SET EXERCISE: Copy out, from the entries below, each line holding the string "title".

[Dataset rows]
— start —

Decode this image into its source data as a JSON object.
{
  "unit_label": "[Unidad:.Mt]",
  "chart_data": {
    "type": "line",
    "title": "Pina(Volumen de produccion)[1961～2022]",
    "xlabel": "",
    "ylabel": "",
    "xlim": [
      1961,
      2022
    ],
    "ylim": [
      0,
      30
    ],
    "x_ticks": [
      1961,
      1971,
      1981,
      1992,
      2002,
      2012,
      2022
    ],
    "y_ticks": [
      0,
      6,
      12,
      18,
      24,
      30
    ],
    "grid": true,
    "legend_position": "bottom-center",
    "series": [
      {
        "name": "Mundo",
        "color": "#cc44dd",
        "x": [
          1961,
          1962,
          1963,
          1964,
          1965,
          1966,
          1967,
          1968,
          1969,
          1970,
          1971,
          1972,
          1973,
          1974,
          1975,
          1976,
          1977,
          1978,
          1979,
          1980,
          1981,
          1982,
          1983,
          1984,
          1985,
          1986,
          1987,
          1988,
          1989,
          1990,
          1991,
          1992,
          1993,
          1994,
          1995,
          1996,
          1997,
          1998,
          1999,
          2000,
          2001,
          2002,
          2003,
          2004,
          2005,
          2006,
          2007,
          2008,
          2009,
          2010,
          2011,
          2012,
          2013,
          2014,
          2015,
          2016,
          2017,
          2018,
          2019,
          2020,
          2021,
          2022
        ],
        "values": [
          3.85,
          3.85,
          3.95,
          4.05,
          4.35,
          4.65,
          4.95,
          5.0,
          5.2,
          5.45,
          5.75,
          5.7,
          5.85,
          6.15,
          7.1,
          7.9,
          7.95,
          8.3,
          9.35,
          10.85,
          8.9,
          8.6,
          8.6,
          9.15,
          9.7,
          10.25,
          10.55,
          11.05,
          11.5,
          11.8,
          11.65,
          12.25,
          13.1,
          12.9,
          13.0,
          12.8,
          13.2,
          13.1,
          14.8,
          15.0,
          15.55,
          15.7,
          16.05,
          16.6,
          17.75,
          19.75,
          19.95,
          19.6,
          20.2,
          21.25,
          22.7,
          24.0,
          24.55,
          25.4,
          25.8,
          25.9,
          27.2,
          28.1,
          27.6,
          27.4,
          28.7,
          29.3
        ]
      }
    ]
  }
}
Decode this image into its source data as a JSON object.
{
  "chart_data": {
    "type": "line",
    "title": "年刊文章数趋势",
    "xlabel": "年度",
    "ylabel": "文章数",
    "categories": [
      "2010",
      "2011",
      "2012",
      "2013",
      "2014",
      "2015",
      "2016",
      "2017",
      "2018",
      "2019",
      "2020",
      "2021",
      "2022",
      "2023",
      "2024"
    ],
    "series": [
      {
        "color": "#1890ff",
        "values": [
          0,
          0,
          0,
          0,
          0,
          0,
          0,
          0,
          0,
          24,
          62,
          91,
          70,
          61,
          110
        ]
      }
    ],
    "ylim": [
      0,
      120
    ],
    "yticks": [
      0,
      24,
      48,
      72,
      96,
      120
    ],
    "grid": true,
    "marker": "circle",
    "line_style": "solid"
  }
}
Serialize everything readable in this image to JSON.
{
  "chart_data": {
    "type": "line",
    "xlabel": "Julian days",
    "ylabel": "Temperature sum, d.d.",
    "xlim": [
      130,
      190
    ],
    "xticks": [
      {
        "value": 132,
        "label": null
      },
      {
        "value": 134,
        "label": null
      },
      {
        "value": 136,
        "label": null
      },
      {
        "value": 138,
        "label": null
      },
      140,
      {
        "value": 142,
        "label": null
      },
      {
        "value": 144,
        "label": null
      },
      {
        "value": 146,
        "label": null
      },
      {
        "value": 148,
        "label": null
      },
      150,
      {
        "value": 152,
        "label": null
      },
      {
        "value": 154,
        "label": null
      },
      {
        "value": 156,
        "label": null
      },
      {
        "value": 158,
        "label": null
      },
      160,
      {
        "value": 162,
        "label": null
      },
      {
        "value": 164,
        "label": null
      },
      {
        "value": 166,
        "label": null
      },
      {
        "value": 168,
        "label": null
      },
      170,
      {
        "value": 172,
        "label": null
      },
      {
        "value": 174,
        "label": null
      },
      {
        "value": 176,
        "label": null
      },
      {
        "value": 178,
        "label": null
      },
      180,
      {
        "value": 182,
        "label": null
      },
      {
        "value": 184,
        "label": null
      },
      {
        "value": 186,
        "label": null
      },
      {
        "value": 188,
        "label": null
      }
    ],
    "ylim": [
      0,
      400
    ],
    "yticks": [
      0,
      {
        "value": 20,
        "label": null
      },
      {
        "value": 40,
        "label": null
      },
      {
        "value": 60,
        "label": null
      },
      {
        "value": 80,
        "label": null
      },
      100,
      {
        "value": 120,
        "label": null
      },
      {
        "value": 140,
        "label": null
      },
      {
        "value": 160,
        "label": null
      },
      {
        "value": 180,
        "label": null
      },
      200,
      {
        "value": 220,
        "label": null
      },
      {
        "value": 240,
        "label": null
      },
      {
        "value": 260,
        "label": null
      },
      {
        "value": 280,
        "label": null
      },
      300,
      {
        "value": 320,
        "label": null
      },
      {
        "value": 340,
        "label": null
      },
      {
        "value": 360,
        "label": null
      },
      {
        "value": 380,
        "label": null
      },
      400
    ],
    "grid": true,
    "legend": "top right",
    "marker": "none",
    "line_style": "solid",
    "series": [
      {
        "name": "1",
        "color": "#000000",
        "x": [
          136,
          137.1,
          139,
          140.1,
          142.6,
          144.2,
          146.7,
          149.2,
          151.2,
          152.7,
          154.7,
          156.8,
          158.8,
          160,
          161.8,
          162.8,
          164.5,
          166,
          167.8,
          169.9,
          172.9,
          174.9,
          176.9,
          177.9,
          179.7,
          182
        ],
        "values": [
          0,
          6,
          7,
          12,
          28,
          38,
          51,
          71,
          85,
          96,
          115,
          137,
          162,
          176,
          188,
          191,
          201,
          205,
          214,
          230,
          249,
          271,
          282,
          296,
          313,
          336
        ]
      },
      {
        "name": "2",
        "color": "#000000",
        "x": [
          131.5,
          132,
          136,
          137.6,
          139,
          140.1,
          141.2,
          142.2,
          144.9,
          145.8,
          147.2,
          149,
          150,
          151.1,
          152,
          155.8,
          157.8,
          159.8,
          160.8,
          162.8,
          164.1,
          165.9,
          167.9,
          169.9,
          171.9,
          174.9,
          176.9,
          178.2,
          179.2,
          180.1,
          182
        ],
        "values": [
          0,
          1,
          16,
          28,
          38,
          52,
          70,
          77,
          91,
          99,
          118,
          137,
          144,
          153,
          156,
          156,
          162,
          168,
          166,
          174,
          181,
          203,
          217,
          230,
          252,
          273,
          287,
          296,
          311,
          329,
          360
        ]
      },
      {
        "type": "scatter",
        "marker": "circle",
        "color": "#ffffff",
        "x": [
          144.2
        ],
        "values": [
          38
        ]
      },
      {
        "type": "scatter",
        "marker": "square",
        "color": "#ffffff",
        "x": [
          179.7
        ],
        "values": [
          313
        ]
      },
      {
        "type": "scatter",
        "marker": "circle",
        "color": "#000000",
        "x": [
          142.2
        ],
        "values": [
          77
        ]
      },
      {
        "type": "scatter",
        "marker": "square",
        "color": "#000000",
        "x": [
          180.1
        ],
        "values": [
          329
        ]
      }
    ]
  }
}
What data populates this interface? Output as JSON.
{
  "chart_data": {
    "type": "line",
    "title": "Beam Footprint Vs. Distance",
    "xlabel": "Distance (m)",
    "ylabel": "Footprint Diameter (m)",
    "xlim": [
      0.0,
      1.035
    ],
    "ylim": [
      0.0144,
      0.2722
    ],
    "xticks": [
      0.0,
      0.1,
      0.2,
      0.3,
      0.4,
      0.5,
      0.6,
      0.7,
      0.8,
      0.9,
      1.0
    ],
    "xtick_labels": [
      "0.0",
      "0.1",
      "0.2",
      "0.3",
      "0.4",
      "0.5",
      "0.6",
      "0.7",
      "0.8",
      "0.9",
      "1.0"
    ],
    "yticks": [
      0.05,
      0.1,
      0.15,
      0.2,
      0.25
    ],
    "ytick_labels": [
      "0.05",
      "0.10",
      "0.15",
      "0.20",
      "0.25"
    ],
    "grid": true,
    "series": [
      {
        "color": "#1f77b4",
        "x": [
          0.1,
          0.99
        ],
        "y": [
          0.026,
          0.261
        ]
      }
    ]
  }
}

— end —

EXERCISE SOLUTION:
    "title": "Pina(Volumen de produccion)[1961～2022]",
    "title": "年刊文章数趋势",
    "title": "Beam Footprint Vs. Distance",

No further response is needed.